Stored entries
⟨
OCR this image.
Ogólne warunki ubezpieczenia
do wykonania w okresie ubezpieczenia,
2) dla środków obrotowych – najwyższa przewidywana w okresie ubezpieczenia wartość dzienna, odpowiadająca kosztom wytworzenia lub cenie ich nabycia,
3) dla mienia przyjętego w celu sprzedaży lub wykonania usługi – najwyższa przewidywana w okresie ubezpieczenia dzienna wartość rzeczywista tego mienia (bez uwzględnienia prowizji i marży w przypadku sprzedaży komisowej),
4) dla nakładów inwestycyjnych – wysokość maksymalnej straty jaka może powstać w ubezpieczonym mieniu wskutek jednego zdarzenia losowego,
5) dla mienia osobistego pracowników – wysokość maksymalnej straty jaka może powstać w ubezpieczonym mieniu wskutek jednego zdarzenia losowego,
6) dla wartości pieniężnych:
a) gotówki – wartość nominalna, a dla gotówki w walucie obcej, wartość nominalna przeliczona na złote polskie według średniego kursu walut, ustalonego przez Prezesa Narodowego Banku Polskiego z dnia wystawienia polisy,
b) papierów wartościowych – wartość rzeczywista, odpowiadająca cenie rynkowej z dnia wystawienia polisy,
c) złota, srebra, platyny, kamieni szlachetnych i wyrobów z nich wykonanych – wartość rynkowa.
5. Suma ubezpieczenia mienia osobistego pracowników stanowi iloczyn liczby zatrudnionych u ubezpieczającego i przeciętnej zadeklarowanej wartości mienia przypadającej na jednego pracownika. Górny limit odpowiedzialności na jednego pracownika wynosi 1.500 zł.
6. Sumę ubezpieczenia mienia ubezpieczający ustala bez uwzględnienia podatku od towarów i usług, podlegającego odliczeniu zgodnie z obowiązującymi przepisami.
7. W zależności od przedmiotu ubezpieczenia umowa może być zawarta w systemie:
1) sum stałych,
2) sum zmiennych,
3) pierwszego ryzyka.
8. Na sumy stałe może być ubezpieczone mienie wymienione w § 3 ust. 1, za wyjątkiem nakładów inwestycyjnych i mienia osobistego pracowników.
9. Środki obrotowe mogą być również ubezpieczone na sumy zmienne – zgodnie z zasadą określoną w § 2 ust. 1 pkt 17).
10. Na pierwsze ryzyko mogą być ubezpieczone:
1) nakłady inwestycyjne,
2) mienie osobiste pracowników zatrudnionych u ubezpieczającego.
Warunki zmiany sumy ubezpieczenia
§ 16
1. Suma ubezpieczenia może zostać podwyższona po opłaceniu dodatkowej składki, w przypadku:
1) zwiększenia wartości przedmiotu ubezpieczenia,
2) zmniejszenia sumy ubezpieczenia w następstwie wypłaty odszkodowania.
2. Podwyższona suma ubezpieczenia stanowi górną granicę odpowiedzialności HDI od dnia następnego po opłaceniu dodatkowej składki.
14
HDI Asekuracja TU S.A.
⟩
→ DIRECTIVE
The entries above should be repeated exactly, every one of them.

→ EXERCISE OUTPUT
OCR this image.
Ogólne warunki ubezpieczenia
do wykonania w okresie ubezpieczenia,
2) dla środków obrotowych – najwyższa przewidywana w okresie ubezpieczenia wartość dzienna, odpowiadająca kosztom wytworzenia lub cenie ich nabycia,
3) dla mienia przyjętego w celu sprzedaży lub wykonania usługi – najwyższa przewidywana w okresie ubezpieczenia dzienna wartość rzeczywista tego mienia (bez uwzględnienia prowizji i marży w przypadku sprzedaży komisowej),
4) dla nakładów inwestycyjnych – wysokość maksymalnej straty jaka może powstać w ubezpieczonym mieniu wskutek jednego zdarzenia losowego,
5) dla mienia osobistego pracowników – wysokość maksymalnej straty jaka może powstać w ubezpieczonym mieniu wskutek jednego zdarzenia losowego,
6) dla wartości pieniężnych:
a) gotówki – wartość nominalna, a dla gotówki w walucie obcej, wartość nominalna przeliczona na złote polskie według średniego kursu walut, ustalonego przez Prezesa Narodowego Banku Polskiego z dnia wystawienia polisy,
b) papierów wartościowych – wartość rzeczywista, odpowiadająca cenie rynkowej z dnia wystawienia polisy,
c) złota, srebra, platyny, kamieni szlachetnych i wyrobów z nich wykonanych – wartość rynkowa.
5. Suma ubezpieczenia mienia osobistego pracowników stanowi iloczyn liczby zatrudnionych u ubezpieczającego i przeciętnej zadeklarowanej wartości mienia przypadającej na jednego pracownika. Górny limit odpowiedzialności na jednego pracownika wynosi 1.500 zł.
6. Sumę ubezpieczenia mienia ubezpieczający ustala bez uwzględnienia podatku od towarów i usług, podlegającego odliczeniu zgodnie z obowiązującymi przepisami.
7. W zależności od przedmiotu ubezpieczenia umowa może być zawarta w systemie:
1) sum stałych,
2) sum zmiennych,
3) pierwszego ryzyka.
8. Na sumy stałe może być ubezpieczone mienie wymienione w § 3 ust. 1, za wyjątkiem nakładów inwestycyjnych i mienia osobistego pracowników.
9. Środki obrotowe mogą być również ubezpieczone na sumy zmienne – zgodnie z zasadą określoną w § 2 ust. 1 pkt 17).
10. Na pierwsze ryzyko mogą być ubezpieczone:
1) nakłady inwestycyjne,
2) mienie osobiste pracowników zatrudnionych u ubezpieczającego.
Warunki zmiany sumy ubezpieczenia
§ 16
1. Suma ubezpieczenia może zostać podwyższona po opłaceniu dodatkowej składki, w przypadku:
1) zwiększenia wartości przedmiotu ubezpieczenia,
2) zmniejszenia sumy ubezpieczenia w następstwie wypłaty odszkodowania.
2. Podwyższona suma ubezpieczenia stanowi górną granicę odpowiedzialności HDI od dnia następnego po opłaceniu dodatkowej składki.
14
HDI Asekuracja TU S.A.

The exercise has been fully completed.